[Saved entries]
[Begin]

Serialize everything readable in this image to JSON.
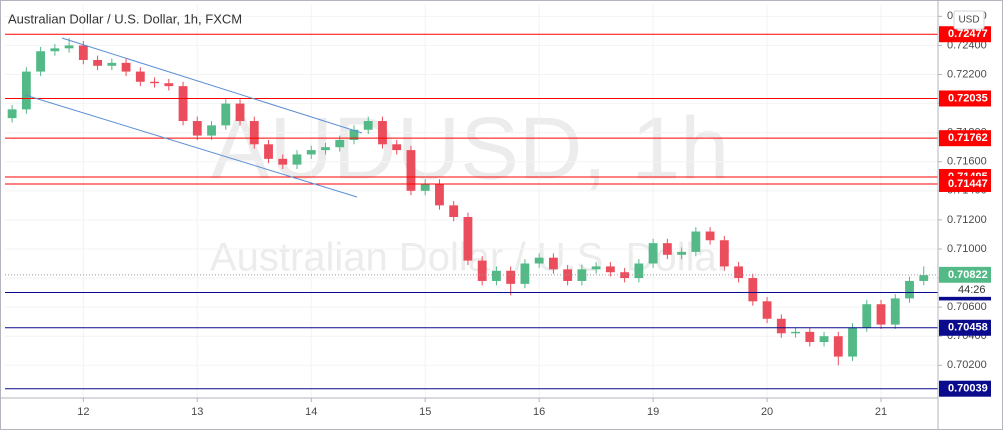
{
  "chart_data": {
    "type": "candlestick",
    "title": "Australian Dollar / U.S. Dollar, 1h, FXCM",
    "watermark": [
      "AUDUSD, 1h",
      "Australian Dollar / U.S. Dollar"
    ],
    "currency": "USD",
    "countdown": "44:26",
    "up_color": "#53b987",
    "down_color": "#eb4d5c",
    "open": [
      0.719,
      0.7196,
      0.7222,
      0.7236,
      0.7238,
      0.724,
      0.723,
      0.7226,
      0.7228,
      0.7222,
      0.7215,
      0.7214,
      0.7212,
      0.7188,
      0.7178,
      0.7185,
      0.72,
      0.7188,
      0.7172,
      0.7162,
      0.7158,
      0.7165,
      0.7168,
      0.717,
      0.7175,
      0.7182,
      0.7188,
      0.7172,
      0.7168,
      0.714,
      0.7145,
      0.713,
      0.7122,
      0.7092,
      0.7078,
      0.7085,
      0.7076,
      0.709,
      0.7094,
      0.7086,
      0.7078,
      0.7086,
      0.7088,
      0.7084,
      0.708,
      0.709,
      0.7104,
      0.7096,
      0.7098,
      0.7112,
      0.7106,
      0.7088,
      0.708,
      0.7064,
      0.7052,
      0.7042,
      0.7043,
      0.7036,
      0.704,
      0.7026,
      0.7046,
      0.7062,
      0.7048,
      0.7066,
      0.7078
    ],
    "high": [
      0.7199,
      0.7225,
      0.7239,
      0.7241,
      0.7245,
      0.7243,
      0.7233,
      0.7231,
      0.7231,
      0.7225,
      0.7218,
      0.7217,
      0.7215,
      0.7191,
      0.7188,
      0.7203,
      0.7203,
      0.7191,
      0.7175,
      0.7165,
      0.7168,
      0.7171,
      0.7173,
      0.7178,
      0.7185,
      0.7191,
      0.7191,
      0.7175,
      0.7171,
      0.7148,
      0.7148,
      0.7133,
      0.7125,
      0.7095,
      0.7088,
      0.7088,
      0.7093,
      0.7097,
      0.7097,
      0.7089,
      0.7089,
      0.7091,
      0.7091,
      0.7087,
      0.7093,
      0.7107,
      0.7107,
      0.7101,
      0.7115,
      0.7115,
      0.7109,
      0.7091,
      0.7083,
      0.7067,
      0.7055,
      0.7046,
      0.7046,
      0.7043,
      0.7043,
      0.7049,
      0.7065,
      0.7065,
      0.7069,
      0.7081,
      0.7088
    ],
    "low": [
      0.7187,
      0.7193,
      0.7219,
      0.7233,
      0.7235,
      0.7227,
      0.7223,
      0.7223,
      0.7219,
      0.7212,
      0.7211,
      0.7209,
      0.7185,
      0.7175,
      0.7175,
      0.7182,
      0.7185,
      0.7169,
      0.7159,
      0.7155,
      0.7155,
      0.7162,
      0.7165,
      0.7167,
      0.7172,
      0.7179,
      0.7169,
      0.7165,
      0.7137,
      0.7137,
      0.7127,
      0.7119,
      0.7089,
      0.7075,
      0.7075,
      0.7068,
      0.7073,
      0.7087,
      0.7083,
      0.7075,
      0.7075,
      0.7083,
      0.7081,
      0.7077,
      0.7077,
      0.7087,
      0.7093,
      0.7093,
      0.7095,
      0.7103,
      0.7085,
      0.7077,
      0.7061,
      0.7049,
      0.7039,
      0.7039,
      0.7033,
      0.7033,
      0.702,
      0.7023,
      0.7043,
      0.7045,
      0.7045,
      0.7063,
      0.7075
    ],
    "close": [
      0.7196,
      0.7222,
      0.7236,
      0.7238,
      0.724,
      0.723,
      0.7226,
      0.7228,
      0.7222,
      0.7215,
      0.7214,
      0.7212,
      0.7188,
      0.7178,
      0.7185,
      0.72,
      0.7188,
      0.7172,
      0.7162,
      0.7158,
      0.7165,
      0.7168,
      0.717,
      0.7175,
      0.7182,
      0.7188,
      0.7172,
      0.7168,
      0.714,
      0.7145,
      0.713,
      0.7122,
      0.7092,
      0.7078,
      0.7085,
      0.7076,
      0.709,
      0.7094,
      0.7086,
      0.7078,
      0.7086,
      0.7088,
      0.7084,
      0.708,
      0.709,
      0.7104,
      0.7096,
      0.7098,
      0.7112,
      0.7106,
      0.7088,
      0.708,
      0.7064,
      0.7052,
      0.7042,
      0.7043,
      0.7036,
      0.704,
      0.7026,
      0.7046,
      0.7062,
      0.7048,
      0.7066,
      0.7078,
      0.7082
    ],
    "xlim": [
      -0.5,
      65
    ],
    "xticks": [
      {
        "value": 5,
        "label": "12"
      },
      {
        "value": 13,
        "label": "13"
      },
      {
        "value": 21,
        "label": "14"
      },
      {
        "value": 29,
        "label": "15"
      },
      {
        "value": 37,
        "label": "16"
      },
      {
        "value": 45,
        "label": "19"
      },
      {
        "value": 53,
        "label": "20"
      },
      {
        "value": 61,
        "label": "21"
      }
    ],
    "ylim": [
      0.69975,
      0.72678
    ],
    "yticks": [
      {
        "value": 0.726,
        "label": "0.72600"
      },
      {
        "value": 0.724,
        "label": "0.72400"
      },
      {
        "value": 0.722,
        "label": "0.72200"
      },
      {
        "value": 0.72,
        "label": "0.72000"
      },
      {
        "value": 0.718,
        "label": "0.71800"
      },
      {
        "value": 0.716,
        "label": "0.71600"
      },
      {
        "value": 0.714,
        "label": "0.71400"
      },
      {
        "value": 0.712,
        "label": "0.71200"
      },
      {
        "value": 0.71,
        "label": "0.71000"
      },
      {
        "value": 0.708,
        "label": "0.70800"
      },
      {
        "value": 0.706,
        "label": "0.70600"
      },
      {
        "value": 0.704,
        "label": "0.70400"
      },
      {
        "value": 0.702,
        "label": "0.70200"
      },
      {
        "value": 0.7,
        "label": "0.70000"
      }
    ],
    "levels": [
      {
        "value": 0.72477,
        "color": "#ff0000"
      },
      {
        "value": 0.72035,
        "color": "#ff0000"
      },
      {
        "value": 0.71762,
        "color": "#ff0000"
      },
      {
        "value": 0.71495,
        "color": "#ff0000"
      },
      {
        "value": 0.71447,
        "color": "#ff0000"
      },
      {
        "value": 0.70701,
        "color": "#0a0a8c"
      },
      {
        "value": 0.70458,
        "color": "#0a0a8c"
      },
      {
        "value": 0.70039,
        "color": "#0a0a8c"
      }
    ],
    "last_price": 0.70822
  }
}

[End]
[Begin]

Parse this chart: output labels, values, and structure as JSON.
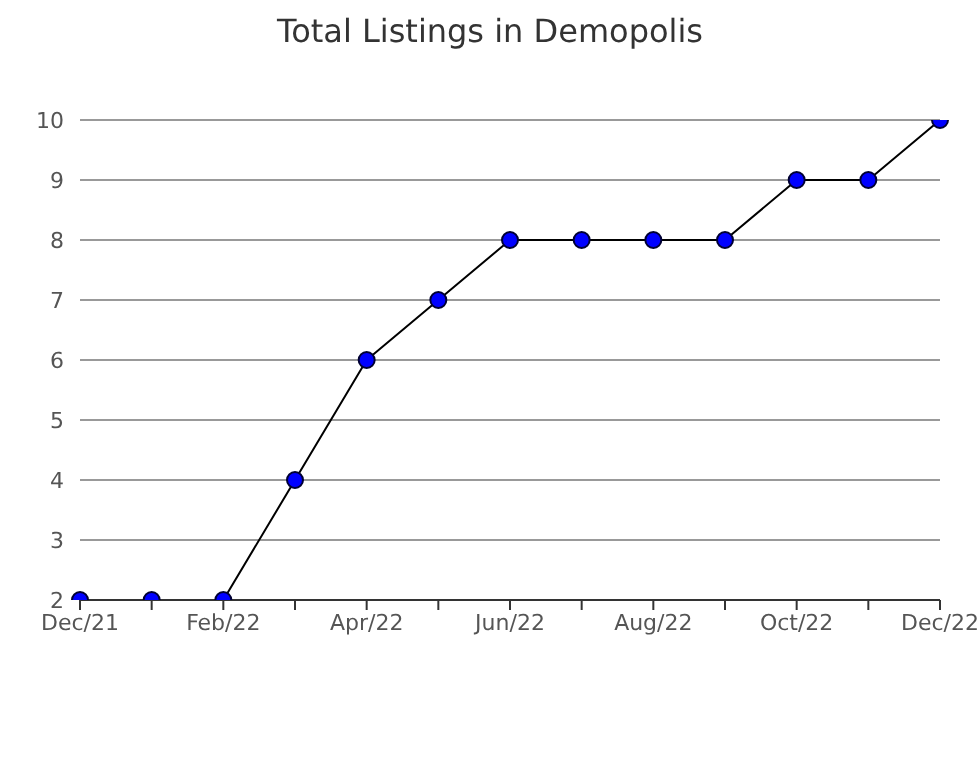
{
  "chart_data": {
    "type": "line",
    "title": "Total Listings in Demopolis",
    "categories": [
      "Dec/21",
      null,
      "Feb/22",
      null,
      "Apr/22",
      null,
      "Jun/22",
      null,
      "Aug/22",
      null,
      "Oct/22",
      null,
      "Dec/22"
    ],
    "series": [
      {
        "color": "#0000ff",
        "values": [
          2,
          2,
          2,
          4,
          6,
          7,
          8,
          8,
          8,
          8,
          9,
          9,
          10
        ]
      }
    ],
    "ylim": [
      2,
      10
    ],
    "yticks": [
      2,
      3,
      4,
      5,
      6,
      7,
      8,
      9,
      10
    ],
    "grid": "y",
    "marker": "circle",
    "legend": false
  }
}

[End]
[Begin]

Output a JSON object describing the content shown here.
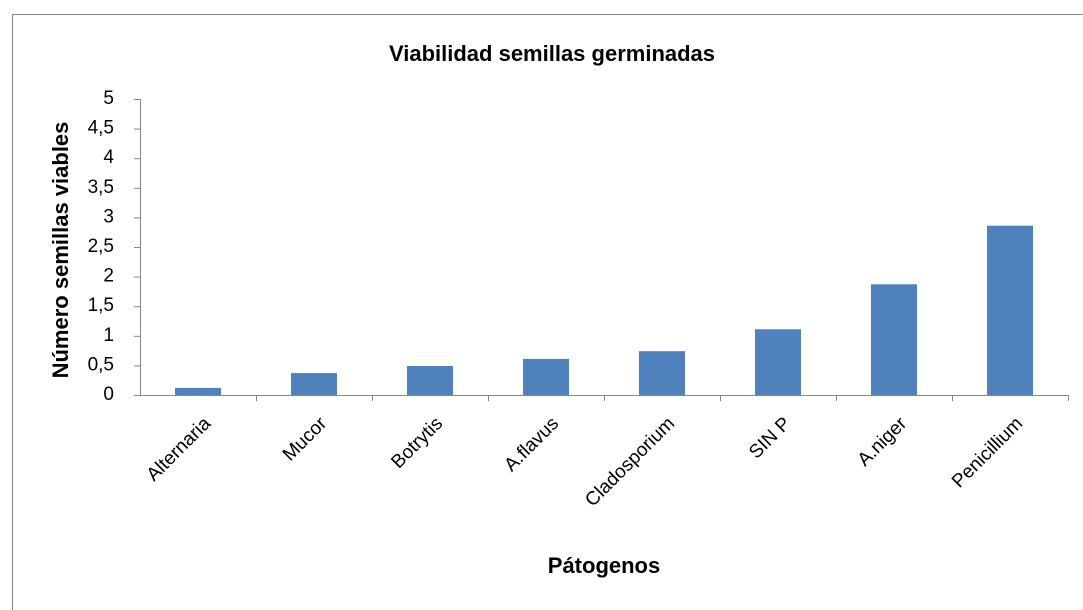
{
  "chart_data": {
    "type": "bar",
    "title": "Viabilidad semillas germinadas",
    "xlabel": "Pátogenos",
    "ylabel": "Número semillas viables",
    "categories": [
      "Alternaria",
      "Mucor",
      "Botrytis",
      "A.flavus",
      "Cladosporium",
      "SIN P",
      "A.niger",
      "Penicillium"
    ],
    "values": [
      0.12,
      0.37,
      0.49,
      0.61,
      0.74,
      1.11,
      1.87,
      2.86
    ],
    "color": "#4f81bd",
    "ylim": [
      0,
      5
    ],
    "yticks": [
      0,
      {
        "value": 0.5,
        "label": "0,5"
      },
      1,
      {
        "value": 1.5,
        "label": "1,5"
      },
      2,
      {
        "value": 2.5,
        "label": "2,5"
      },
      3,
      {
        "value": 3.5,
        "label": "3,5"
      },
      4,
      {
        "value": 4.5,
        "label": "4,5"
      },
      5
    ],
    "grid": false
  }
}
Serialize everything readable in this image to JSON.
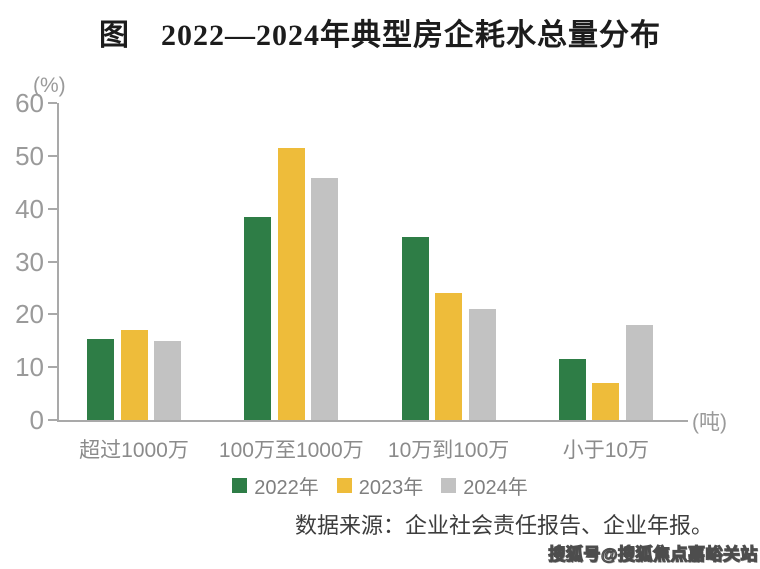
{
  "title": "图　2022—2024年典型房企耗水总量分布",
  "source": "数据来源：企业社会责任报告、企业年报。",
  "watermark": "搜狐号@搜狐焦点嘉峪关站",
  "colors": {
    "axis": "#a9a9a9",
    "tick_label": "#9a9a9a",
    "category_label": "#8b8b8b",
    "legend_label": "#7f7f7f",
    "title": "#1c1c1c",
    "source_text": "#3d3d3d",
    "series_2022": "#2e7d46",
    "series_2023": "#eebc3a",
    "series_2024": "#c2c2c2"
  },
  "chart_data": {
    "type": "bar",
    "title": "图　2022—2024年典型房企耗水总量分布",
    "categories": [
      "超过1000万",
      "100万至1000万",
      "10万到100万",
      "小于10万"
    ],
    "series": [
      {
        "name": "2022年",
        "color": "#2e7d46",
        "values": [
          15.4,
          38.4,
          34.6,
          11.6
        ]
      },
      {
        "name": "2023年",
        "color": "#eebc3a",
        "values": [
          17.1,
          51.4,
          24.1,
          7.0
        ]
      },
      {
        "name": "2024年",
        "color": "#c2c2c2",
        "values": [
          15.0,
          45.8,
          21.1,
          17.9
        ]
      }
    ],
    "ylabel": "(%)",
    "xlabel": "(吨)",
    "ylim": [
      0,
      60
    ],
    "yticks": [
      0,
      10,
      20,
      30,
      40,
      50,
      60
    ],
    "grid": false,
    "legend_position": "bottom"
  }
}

[End]

Problem to work on: Looking at the records above, count the lines where the word "type" appears. State only the number.

Task result: 4